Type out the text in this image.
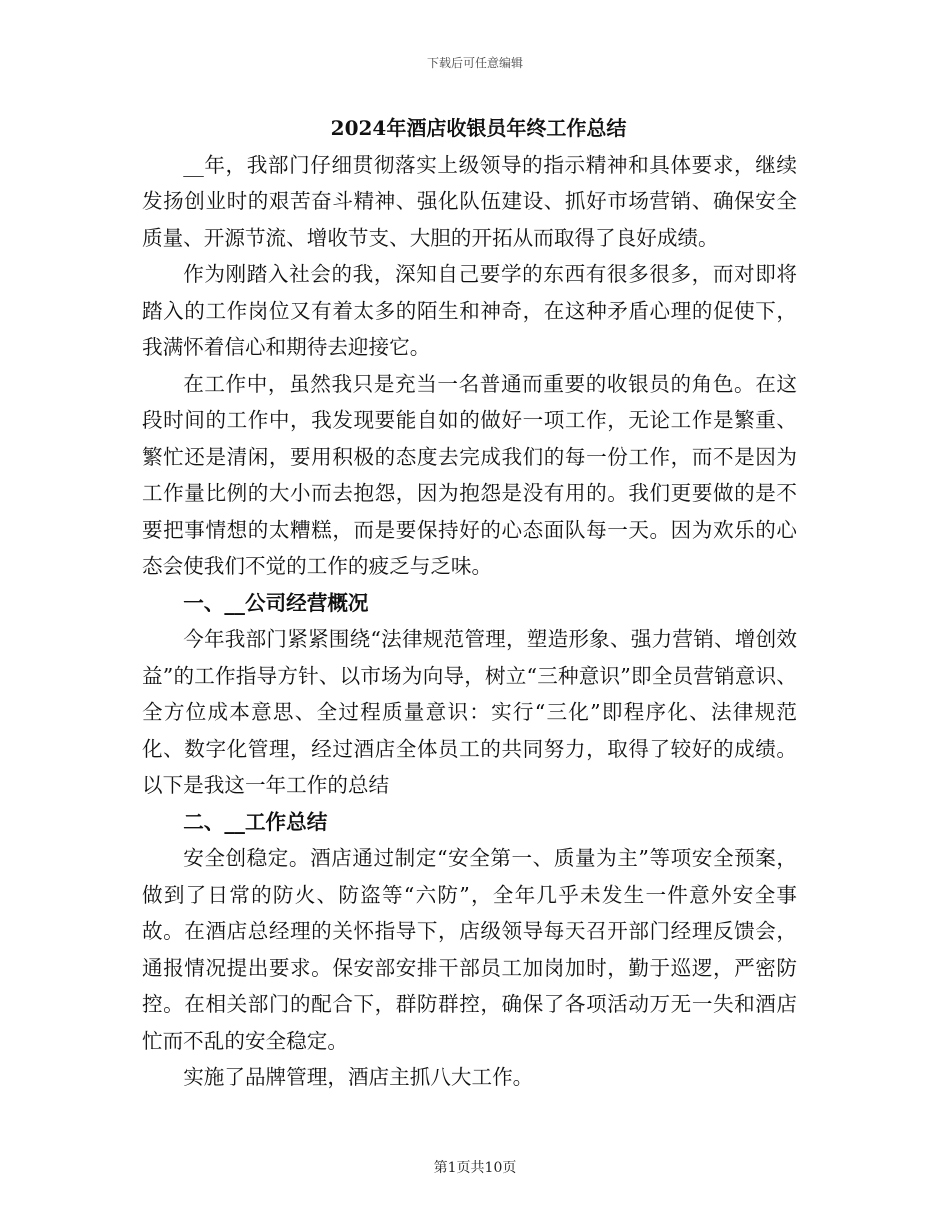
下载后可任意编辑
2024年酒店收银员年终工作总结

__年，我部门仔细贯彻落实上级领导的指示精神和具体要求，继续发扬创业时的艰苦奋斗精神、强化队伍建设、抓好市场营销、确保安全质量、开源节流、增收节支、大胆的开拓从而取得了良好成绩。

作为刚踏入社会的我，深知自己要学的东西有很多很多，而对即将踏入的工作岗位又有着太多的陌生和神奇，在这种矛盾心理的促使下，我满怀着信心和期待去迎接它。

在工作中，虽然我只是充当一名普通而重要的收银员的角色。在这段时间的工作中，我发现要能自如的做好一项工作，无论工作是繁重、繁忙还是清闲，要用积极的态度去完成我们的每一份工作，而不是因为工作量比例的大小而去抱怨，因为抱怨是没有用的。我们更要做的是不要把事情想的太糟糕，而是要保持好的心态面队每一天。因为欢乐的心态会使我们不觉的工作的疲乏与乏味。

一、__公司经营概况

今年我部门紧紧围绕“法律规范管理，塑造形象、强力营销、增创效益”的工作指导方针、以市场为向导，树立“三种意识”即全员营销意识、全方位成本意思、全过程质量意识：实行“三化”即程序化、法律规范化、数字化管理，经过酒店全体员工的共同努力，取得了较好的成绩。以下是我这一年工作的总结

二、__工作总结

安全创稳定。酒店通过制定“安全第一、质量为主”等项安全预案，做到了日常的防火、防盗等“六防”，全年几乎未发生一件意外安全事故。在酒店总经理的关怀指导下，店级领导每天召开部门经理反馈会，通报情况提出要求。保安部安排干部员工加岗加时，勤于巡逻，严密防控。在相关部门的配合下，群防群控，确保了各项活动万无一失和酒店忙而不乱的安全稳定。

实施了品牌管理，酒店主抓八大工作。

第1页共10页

· · · · ·

| Challenge |
Without the pictures, restate all the entries above exactly.

| Written answer |
Type out the text in this image.
下载后可任意编辑
2024年酒店收银员年终工作总结

__年，我部门仔细贯彻落实上级领导的指示精神和具体要求，继续发扬创业时的艰苦奋斗精神、强化队伍建设、抓好市场营销、确保安全质量、开源节流、增收节支、大胆的开拓从而取得了良好成绩。

作为刚踏入社会的我，深知自己要学的东西有很多很多，而对即将踏入的工作岗位又有着太多的陌生和神奇，在这种矛盾心理的促使下，我满怀着信心和期待去迎接它。

在工作中，虽然我只是充当一名普通而重要的收银员的角色。在这段时间的工作中，我发现要能自如的做好一项工作，无论工作是繁重、繁忙还是清闲，要用积极的态度去完成我们的每一份工作，而不是因为工作量比例的大小而去抱怨，因为抱怨是没有用的。我们更要做的是不要把事情想的太糟糕，而是要保持好的心态面队每一天。因为欢乐的心态会使我们不觉的工作的疲乏与乏味。

一、__公司经营概况

今年我部门紧紧围绕“法律规范管理，塑造形象、强力营销、增创效益”的工作指导方针、以市场为向导，树立“三种意识”即全员营销意识、全方位成本意思、全过程质量意识：实行“三化”即程序化、法律规范化、数字化管理，经过酒店全体员工的共同努力，取得了较好的成绩。以下是我这一年工作的总结

二、__工作总结

安全创稳定。酒店通过制定“安全第一、质量为主”等项安全预案，做到了日常的防火、防盗等“六防”，全年几乎未发生一件意外安全事故。在酒店总经理的关怀指导下，店级领导每天召开部门经理反馈会，通报情况提出要求。保安部安排干部员工加岗加时，勤于巡逻，严密防控。在相关部门的配合下，群防群控，确保了各项活动万无一失和酒店忙而不乱的安全稳定。

实施了品牌管理，酒店主抓八大工作。

第1页共10页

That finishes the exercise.